* TEXT SECTION *

_ _ _

Thank you for bringing this up and for finding the root cause.

I'm keeping the PR open because I agree that we need to find a solution.

However, as I explained, we need to compare the actual data not the object_id. The code's job is to remove duplicate data and replace it with references.

If we compare object_ids than we are checking for references instead of checking for duplicate data (in different objects).

For this reason, this PR isn't ready for merging. We need to find a different solution / approach.

Especially now that you explained the root of the problem, I'm thinking it might be even more important to find a solution. You might know this, but the main Ruby thread should come with ~4Mb of stack memory (by default), while new threads should have only ~1Mb of stack memory (by default). This means that the issue isn't just sidekiq*, but every threaded implementation.

* (although if sidekiq uses a lot of the stack, it might be considered an actual sidekiq issue or design error, since sidekiq might run on a smaller stack to begin with)...

Could you test using the Object#hash method instead of eql?

I'm assuming hash will test the actual data, so it could probably replace the same functionality.

I was sure that eql? was using hash under the hood, but if it isn't, this might be an interesting workaround... kinda depends if hash will go as deep in the stack and whether it's recursive or flattened.

i.e.

@objects.each { |obj| existing[obj.hash] = obj }

...

         if obj.is_a?(Hash)
            referenced = obj[:referenced_object]
            if referenced && referenced.any?
             tmp = resolved[referenced.object_id] || existing[referenced.hash]
              if tmp
                obj[:referenced_object] = tmp
              else
                resolved[obj.object_id] = referenced
                existing[referenced.hash] = referenced
                should_resolve << referenced
                @objects << referenced
              end
           else

What do you think about this approach?

peteygao commented 7 years ago

(The words hash and Hash are so overloaded. I'm using lowercase h to mean the #hash computation used by eql?, while uppercase H means the Hash type)

@boazsegev Your solution will not work as eql? utilizes hash under the hood, so both eql? and hash will return the same equality value.

_ _ _

* EXTRACTED INFORMATION *
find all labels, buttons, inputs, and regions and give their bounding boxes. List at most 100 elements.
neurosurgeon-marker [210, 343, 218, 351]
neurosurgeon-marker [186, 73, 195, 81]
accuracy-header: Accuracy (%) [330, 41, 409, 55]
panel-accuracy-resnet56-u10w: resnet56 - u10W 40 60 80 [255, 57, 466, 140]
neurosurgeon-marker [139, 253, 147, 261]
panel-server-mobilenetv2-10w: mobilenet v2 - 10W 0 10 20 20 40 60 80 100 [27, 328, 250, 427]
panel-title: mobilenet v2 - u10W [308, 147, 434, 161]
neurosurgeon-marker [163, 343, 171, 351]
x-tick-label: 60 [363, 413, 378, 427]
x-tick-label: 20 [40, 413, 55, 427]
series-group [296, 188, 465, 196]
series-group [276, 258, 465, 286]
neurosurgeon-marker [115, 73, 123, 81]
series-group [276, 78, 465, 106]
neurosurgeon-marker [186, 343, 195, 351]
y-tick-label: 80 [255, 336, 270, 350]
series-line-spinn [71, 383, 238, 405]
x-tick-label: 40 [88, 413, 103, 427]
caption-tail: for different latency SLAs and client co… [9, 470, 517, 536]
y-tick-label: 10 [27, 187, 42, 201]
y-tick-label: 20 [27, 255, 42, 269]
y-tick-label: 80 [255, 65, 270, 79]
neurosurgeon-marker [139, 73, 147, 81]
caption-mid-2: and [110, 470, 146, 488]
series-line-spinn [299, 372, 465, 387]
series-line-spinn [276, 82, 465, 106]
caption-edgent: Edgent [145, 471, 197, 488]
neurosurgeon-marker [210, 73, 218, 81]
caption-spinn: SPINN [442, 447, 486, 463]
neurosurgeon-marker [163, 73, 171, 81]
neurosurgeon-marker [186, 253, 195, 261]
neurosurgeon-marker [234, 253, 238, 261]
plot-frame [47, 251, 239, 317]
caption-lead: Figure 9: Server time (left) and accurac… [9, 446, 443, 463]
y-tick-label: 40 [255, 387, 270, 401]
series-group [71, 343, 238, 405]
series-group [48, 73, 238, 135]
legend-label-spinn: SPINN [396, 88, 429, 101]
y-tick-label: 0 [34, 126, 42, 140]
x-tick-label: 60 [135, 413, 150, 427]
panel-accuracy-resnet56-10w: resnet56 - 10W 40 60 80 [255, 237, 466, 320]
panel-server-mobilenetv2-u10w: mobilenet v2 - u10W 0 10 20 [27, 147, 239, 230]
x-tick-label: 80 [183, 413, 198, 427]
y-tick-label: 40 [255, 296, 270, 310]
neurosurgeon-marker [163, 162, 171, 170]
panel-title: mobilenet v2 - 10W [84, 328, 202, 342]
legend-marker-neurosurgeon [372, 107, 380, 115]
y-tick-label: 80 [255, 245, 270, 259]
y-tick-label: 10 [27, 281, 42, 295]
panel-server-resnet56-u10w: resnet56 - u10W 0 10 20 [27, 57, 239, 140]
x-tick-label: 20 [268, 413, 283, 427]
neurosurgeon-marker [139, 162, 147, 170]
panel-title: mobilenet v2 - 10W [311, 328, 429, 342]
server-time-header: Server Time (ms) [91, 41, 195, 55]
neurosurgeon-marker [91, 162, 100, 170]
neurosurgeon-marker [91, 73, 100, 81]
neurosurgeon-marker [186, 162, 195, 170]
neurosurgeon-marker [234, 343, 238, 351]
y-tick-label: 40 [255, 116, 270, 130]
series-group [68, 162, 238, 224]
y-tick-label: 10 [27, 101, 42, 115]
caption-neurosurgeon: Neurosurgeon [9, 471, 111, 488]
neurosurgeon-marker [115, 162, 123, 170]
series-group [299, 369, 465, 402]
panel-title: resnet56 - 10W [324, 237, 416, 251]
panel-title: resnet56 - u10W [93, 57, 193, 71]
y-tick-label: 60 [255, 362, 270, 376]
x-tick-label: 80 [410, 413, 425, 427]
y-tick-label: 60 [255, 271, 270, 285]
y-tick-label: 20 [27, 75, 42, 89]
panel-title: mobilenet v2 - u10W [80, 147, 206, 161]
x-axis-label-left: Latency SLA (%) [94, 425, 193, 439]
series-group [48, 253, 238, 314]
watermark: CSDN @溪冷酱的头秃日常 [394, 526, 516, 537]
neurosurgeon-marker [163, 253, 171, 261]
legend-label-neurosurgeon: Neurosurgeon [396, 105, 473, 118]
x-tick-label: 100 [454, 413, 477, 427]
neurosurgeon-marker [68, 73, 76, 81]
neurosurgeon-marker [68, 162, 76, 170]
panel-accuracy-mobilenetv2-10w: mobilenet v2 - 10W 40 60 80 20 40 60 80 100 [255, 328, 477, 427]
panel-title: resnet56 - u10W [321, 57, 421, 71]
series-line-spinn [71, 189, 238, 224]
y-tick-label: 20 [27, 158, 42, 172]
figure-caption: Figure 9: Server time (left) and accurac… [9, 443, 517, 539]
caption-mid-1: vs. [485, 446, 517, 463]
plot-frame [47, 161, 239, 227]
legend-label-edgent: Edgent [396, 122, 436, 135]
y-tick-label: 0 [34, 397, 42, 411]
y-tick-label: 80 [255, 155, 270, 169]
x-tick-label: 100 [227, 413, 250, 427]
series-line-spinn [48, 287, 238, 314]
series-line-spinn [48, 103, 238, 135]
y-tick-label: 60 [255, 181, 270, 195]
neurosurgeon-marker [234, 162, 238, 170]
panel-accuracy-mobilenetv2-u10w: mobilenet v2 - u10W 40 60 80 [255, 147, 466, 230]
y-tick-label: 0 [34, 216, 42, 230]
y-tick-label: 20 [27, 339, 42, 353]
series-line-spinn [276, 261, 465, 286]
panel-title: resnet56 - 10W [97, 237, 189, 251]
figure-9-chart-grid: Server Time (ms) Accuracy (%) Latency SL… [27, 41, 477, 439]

_ _ _

* WRITTEN TASK *
Carry on the pull request discussion about deduplicating objects with eql? and hash, picking up after its last sentence.

* ANSWER TO THE EXERCISE *
The root problem is that PDFs do NOT have a limit to how deeply nested its internal structure can be, whereas parser in general do have a stack depth (unless you're parsing using a stackless language). This is a fundamental design flaw with complex documents like PDFs (sighs).

Without the actual document to look at, here's my theory of what is likely going on: Because eql? has to traverse every value of the Hash (including nested Hashes) to compute its hash, it's possible that a particular PDF file that @mattgibson is using has an extremely high nesting factor, and calling eql? on a Hash with extremely deep nesting throws the stack level too deep exception because, well, there's simply not enough stack space to traverse the entire Hash to compute its hash!

There's no way around this if we stick with Ruby's internal eql? implementation. In order to compute the hash of a nestable object (Array, Hash, Set), every child value must be traversed. This is comparable to a "shallow copy" vs "deep copy".

One (slow) solution is to perform our own hash computation of Hashes by using an interative algorithm instead of a recursive one (i.e. perform everything in a huge while loop and pop the Hash key/values to the top level for processing).

peteygao commented 7 years ago

I hacked together a script to test the number of nested depth before Ruby runs out of stack space:

def compute_nest_depth
  h = {nest: {}}
  nest = h[:nest]
  i = 0

  while true
    i += 1
    puts i if (i-1) % 100 == 0
    puts i if i > 3001
    next_nest = { nest: {} }
    nest[:nest] = next_nest
    nest = next_nest[:nest]
    h.hash
  end
end

I ran it on my local Ruby 2.3.1 using both bin/rails c and just irb, I got similar results before the process either crashes (as in bin/rails c) or throws stack depth exception (as in irb): bin/rails c #=> 3040 irb #=> 3044 (4 more nests than bin/rails c...)

With Ruby 2.4.0, there's actually a less stack space as it throws stack depth exception sooner: irb #=> 3009

Now... what about Sidekiq, you ask? Well, I performed the same test in a Sidekiq runner and voila: 379

Yep. It crashed after "only" 379 stacks (Remember, it has 1/4th the amount of stack space because it's being run in a spawned thread, and plus it has its own Sidekiq runner overhead). That should still be enough for the vast majority of use cases, but there are the odd PDFs out there that have graphics and nested shapes, patterns, etc. exported from Photoshop, Illustrator or the like.

I guarantee you that Sidekiq will not fix this issue. Supporting recursive algorithms is not high on their priority list. Plus, with a high level language like Ruby, it's very hard to optimize for stack space usage anyways.

boazsegev commented 7 years ago

I was afraid that this might be the case... I guess I was hoping that if we take enough time, the next Ruby version, or maybe the Ruby 3x3 initiative, will flatten the underlying #hash algorithm so it isn't recursive.

I worked to minimize recursion in the gem, but I don't feel comfortable doing anything to prevent recursion in the underlying implementation.

I can't manage memory in Ruby as well as I could in C and I am scared I might end up writing code that, inadvertently, creates intermediate objects and consumes huge amounts of memory within a loop.

I'll keep this PR open just in hopes that inspiration will strike (either us or someone else who might end up reading this).

boazsegev commented 7 years ago

Wow... I ran your test and noticed that it's even worst than I thought...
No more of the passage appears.